Description of the task
Print out the entries below with no edits.

— Start Data entries —

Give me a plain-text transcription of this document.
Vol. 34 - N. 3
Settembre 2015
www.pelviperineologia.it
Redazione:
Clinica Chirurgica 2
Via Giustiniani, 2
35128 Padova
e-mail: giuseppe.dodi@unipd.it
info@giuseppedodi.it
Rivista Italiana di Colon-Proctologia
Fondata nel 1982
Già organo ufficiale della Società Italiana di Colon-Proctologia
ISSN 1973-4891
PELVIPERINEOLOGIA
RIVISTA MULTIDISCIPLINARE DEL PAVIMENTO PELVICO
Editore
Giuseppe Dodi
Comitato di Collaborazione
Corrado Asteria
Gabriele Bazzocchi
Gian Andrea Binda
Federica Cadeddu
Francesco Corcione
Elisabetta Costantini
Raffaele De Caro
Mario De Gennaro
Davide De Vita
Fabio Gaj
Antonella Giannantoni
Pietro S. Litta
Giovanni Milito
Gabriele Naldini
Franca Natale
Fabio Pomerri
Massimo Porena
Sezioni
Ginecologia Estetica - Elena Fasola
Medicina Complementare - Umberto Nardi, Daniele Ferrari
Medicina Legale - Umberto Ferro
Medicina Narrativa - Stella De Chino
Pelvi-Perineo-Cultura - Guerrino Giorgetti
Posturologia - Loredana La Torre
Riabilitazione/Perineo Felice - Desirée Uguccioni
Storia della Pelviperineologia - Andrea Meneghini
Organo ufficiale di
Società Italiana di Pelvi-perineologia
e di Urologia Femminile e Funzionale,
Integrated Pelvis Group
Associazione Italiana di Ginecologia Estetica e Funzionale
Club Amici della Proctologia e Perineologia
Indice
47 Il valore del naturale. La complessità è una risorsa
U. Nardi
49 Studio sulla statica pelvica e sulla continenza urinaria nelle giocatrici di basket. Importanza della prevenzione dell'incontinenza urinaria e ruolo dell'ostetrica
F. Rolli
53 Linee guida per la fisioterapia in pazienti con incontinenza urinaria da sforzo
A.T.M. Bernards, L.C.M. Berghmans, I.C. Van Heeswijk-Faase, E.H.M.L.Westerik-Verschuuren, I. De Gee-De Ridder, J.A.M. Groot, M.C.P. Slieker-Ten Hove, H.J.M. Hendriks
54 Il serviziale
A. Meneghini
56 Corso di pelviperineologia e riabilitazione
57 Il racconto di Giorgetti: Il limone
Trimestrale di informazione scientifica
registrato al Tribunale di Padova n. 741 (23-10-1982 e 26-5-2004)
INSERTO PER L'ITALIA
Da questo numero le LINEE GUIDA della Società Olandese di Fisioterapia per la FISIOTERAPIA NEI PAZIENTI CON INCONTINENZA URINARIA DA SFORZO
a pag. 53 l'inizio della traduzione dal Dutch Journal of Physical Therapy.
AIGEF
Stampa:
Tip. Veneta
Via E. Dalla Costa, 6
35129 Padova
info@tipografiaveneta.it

— End Data entries —

Written answer
Give me a plain-text transcription of this document.
Vol. 34 - N. 3
Settembre 2015
www.pelviperineologia.it
Redazione:
Clinica Chirurgica 2
Via Giustiniani, 2
35128 Padova
e-mail: giuseppe.dodi@unipd.it
info@giuseppedodi.it
Rivista Italiana di Colon-Proctologia
Fondata nel 1982
Già organo ufficiale della Società Italiana di Colon-Proctologia
ISSN 1973-4891
PELVIPERINEOLOGIA
RIVISTA MULTIDISCIPLINARE DEL PAVIMENTO PELVICO
Editore
Giuseppe Dodi
Comitato di Collaborazione
Corrado Asteria
Gabriele Bazzocchi
Gian Andrea Binda
Federica Cadeddu
Francesco Corcione
Elisabetta Costantini
Raffaele De Caro
Mario De Gennaro
Davide De Vita
Fabio Gaj
Antonella Giannantoni
Pietro S. Litta
Giovanni Milito
Gabriele Naldini
Franca Natale
Fabio Pomerri
Massimo Porena
Sezioni
Ginecologia Estetica - Elena Fasola
Medicina Complementare - Umberto Nardi, Daniele Ferrari
Medicina Legale - Umberto Ferro
Medicina Narrativa - Stella De Chino
Pelvi-Perineo-Cultura - Guerrino Giorgetti
Posturologia - Loredana La Torre
Riabilitazione/Perineo Felice - Desirée Uguccioni
Storia della Pelviperineologia - Andrea Meneghini
Organo ufficiale di
Società Italiana di Pelvi-perineologia
e di Urologia Femminile e Funzionale,
Integrated Pelvis Group
Associazione Italiana di Ginecologia Estetica e Funzionale
Club Amici della Proctologia e Perineologia
Indice
47 Il valore del naturale. La complessità è una risorsa
U. Nardi
49 Studio sulla statica pelvica e sulla continenza urinaria nelle giocatrici di basket. Importanza della prevenzione dell'incontinenza urinaria e ruolo dell'ostetrica
F. Rolli
53 Linee guida per la fisioterapia in pazienti con incontinenza urinaria da sforzo
A.T.M. Bernards, L.C.M. Berghmans, I.C. Van Heeswijk-Faase, E.H.M.L.Westerik-Verschuuren, I. De Gee-De Ridder, J.A.M. Groot, M.C.P. Slieker-Ten Hove, H.J.M. Hendriks
54 Il serviziale
A. Meneghini
56 Corso di pelviperineologia e riabilitazione
57 Il racconto di Giorgetti: Il limone
Trimestrale di informazione scientifica
registrato al Tribunale di Padova n. 741 (23-10-1982 e 26-5-2004)
INSERTO PER L'ITALIA
Da questo numero le LINEE GUIDA della Società Olandese di Fisioterapia per la FISIOTERAPIA NEI PAZIENTI CON INCONTINENZA URINARIA DA SFORZO
a pag. 53 l'inizio della traduzione dal Dutch Journal of Physical Therapy.
AIGEF
Stampa:
Tip. Veneta
Via E. Dalla Costa, 6
35129 Padova
info@tipografiaveneta.it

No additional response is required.